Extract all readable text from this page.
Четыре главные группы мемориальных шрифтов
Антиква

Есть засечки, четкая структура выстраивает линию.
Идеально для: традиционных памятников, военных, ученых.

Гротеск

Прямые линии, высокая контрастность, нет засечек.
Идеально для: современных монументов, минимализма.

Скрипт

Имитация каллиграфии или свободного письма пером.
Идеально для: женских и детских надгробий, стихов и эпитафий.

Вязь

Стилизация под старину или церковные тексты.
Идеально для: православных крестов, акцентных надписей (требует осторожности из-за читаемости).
——————————
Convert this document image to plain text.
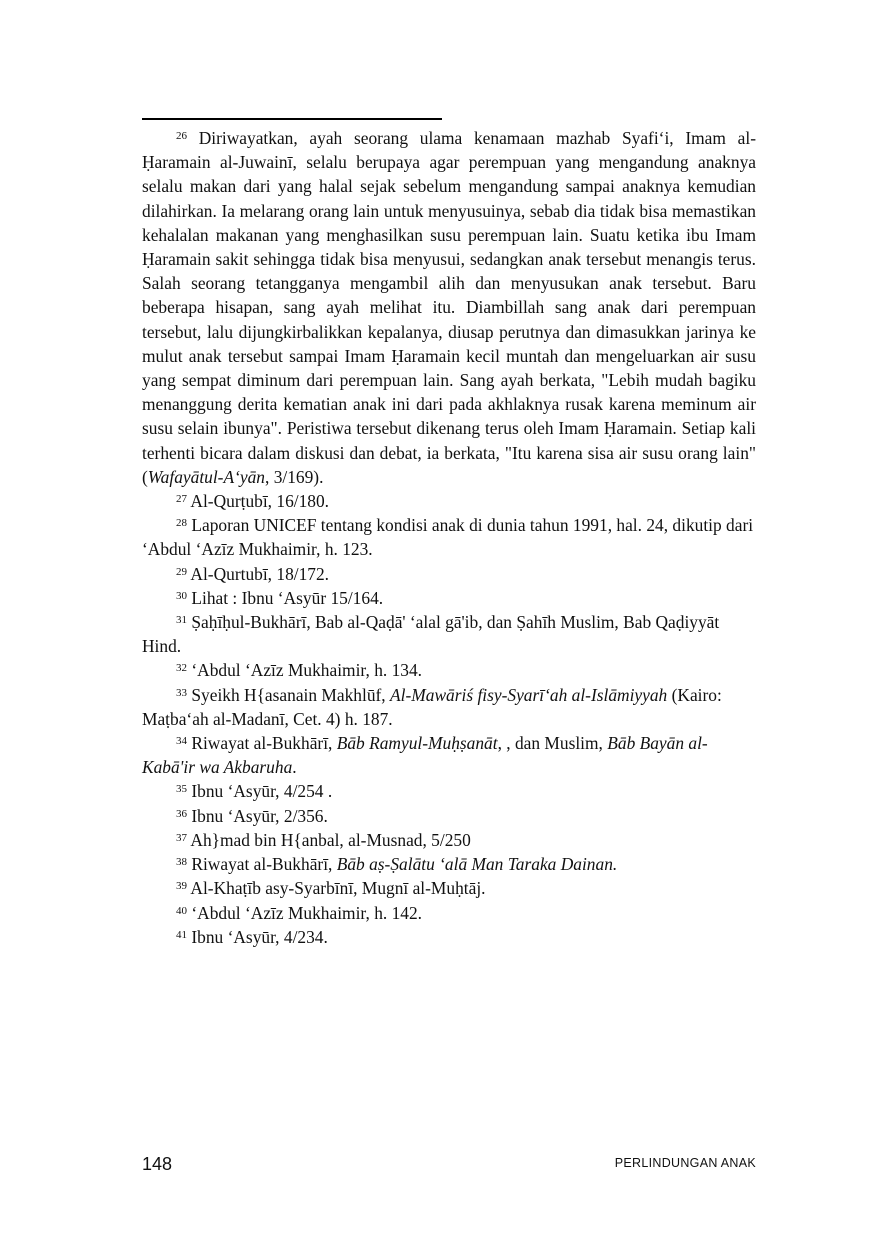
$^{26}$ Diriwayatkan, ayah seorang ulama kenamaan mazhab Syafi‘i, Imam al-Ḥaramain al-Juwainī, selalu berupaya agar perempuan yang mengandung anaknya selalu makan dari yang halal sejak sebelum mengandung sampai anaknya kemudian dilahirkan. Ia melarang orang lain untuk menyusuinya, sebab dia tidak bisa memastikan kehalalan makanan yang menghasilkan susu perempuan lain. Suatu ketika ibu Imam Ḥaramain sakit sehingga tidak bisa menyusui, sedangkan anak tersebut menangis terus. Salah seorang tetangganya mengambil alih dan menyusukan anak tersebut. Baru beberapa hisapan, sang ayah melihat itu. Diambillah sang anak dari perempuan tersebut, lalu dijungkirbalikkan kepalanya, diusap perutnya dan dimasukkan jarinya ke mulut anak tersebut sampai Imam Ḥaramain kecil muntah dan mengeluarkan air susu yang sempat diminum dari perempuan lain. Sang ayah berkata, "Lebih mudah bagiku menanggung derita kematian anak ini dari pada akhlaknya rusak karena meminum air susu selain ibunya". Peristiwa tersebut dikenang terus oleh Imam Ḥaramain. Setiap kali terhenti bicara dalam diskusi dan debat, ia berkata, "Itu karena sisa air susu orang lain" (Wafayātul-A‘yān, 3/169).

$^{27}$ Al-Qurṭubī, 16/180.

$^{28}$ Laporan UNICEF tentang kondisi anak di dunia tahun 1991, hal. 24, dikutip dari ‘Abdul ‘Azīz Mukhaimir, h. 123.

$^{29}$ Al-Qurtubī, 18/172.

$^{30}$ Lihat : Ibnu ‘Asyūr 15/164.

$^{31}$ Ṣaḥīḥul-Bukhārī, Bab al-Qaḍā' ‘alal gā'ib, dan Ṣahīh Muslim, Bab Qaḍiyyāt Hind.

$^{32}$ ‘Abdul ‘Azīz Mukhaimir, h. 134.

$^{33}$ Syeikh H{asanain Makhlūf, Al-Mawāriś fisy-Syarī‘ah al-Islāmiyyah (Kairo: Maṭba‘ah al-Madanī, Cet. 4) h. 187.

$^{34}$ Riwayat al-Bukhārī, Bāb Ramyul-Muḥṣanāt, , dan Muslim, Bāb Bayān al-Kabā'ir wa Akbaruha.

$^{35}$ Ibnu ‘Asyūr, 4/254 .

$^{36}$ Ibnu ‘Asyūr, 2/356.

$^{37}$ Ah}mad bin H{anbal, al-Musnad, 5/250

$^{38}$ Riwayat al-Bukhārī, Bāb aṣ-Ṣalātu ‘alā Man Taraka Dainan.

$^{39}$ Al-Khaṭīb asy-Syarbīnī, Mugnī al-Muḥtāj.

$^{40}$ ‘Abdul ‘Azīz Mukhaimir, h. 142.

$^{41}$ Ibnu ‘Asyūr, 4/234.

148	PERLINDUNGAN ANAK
——————————
Exercise directions >>
Write only the number of lines that include "text".

Solution to the exercise >>
2